Record list =>
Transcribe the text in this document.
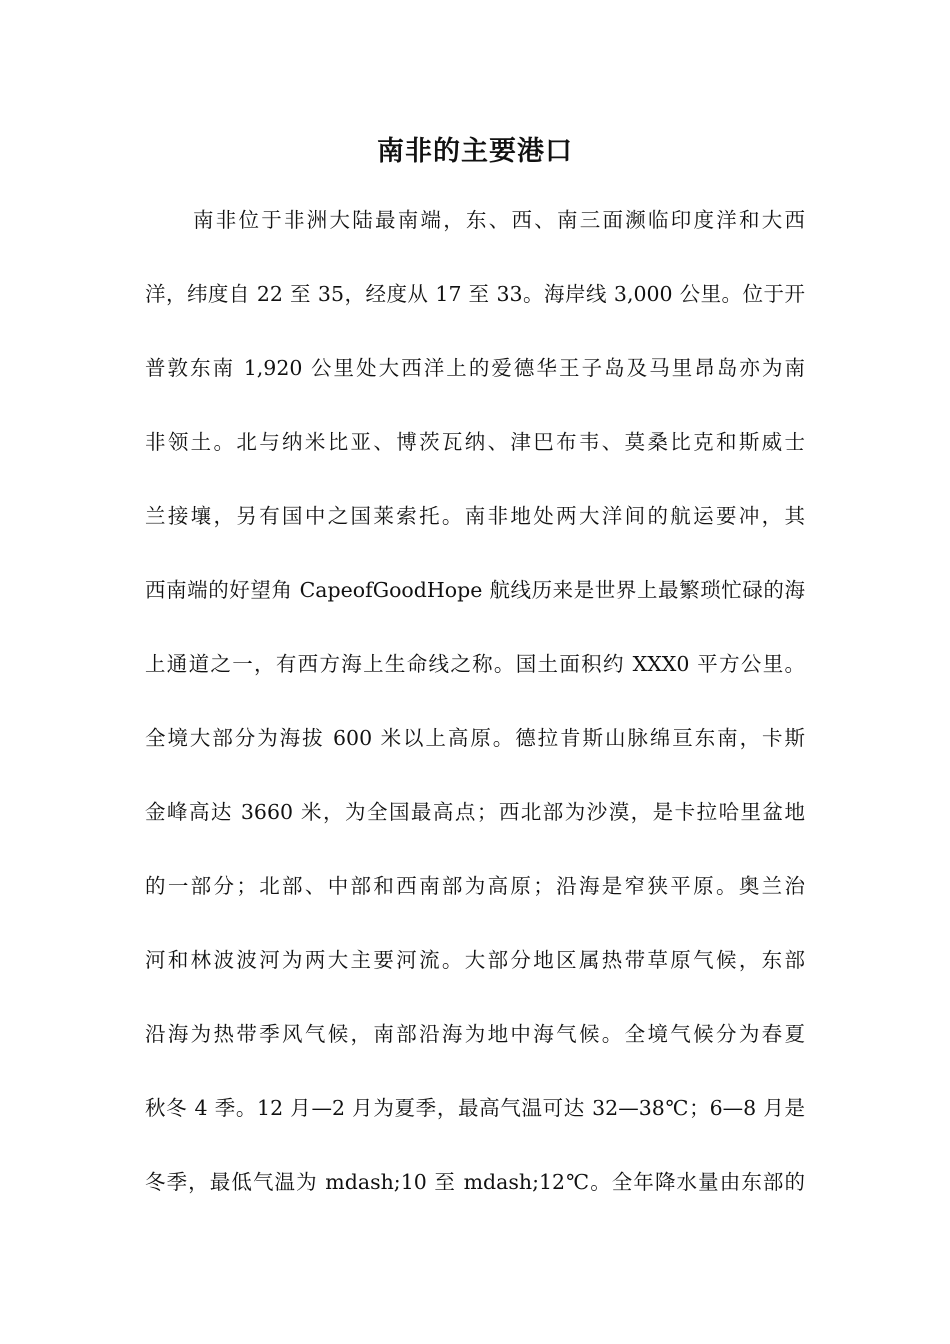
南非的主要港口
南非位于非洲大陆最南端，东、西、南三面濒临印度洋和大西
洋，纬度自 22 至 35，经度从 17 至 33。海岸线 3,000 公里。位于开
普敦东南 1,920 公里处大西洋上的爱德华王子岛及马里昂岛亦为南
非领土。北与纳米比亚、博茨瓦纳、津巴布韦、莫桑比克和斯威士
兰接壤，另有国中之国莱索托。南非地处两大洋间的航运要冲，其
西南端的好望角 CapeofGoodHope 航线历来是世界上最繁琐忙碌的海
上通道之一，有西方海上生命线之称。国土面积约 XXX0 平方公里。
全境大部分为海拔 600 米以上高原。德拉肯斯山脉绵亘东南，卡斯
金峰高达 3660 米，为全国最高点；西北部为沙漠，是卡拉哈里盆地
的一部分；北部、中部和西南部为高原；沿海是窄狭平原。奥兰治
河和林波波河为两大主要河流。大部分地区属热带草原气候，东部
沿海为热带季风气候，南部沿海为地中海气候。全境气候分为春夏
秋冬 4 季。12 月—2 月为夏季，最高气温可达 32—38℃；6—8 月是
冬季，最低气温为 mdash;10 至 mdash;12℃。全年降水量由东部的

Exercise goal => Using the material above, return every line exactly as it appears, minus the pictures.

Solved problem =>
Transcribe the text in this document.
南非的主要港口
南非位于非洲大陆最南端，东、西、南三面濒临印度洋和大西
洋，纬度自 22 至 35，经度从 17 至 33。海岸线 3,000 公里。位于开
普敦东南 1,920 公里处大西洋上的爱德华王子岛及马里昂岛亦为南
非领土。北与纳米比亚、博茨瓦纳、津巴布韦、莫桑比克和斯威士
兰接壤，另有国中之国莱索托。南非地处两大洋间的航运要冲，其
西南端的好望角 CapeofGoodHope 航线历来是世界上最繁琐忙碌的海
上通道之一，有西方海上生命线之称。国土面积约 XXX0 平方公里。
全境大部分为海拔 600 米以上高原。德拉肯斯山脉绵亘东南，卡斯
金峰高达 3660 米，为全国最高点；西北部为沙漠，是卡拉哈里盆地
的一部分；北部、中部和西南部为高原；沿海是窄狭平原。奥兰治
河和林波波河为两大主要河流。大部分地区属热带草原气候，东部
沿海为热带季风气候，南部沿海为地中海气候。全境气候分为春夏
秋冬 4 季。12 月—2 月为夏季，最高气温可达 32—38℃；6—8 月是
冬季，最低气温为 mdash;10 至 mdash;12℃。全年降水量由东部的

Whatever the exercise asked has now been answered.